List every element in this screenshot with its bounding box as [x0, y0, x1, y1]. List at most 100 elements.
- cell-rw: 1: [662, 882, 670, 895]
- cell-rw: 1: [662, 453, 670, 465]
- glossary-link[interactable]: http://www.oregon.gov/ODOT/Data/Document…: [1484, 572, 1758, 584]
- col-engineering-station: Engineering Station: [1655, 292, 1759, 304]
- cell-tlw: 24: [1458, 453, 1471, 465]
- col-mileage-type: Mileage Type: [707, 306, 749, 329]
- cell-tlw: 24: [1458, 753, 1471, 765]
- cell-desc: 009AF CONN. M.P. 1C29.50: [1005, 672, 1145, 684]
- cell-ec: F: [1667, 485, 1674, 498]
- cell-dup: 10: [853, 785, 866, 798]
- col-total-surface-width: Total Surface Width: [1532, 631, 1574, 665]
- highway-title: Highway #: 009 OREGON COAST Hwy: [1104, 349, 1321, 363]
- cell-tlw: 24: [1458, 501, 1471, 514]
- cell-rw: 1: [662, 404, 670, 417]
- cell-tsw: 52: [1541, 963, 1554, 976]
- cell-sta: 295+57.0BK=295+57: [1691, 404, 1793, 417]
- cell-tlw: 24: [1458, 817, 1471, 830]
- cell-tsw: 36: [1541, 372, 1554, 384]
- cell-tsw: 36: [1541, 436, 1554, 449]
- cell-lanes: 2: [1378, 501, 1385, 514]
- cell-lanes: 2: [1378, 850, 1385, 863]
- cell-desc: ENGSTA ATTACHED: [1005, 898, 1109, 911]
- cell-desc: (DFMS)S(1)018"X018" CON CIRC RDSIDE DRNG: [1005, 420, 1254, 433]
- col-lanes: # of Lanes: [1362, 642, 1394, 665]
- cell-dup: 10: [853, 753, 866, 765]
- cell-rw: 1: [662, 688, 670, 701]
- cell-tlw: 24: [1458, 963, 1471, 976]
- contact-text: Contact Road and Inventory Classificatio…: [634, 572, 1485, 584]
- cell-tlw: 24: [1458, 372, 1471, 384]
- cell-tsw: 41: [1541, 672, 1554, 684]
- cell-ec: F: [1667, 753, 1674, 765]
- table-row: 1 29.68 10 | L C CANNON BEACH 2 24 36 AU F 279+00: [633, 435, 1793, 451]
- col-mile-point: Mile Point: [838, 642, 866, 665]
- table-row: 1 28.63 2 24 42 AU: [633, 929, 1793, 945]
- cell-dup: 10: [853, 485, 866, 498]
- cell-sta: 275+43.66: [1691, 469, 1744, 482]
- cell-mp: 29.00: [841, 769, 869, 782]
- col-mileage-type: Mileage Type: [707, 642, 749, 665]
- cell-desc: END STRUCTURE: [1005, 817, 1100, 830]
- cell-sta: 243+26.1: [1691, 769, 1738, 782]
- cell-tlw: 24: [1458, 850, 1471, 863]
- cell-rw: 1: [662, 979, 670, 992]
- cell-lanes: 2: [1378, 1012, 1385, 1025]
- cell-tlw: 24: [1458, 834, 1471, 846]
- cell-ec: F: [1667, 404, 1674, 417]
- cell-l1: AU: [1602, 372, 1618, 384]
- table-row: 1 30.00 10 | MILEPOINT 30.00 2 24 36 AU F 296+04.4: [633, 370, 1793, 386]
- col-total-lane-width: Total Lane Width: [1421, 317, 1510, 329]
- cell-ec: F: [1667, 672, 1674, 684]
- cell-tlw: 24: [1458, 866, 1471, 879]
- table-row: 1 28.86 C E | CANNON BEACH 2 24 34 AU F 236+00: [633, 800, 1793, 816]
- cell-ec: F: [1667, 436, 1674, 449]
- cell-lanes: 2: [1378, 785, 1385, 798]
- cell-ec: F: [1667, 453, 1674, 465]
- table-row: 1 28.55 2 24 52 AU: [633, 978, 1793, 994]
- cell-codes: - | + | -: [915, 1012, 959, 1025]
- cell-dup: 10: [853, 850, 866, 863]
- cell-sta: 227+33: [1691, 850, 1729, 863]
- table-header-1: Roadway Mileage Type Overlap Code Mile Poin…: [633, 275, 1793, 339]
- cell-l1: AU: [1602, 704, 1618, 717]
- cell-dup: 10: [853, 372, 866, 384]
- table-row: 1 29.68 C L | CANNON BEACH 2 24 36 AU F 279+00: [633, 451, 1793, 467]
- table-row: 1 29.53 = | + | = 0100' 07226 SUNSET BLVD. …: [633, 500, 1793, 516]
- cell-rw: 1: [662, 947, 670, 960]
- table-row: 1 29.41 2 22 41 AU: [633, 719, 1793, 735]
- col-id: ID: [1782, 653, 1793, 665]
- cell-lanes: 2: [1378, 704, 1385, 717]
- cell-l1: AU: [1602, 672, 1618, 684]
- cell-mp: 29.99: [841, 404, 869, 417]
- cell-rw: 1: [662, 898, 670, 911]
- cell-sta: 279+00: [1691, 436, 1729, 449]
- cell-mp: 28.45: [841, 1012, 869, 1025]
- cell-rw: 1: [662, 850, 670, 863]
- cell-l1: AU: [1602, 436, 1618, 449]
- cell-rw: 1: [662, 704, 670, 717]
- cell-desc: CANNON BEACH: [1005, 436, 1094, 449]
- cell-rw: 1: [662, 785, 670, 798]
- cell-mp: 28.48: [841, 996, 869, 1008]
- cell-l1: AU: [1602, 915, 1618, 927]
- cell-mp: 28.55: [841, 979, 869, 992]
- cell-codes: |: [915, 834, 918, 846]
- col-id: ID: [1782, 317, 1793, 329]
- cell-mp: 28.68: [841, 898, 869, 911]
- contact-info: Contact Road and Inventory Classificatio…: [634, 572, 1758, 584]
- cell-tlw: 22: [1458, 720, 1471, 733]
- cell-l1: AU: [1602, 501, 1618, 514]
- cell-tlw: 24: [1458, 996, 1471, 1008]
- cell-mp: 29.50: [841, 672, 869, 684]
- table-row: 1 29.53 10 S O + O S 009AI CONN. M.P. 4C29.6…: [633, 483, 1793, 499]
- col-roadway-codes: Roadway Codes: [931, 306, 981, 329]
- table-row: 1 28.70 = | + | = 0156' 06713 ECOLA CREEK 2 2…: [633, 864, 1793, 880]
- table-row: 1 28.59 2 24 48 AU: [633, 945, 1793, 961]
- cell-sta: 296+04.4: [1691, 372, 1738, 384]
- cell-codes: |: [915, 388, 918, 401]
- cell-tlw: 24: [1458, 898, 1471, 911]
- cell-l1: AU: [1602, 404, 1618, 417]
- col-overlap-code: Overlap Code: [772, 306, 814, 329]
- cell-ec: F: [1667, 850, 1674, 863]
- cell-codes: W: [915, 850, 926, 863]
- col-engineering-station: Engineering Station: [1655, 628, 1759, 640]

→ **WHAT IS BEING ASKED**
Please repeat the rows from the start through the line containing "[1484, 572, 1758, 584]", swapping "screenshot" for "image" and leaving everything else as it is.

→ **REPLY**
List every element in this image with its bounding box as [x0, y0, x1, y1]. List at most 100 elements.
- cell-rw: 1: [662, 882, 670, 895]
- cell-rw: 1: [662, 453, 670, 465]
- glossary-link[interactable]: http://www.oregon.gov/ODOT/Data/Document…: [1484, 572, 1758, 584]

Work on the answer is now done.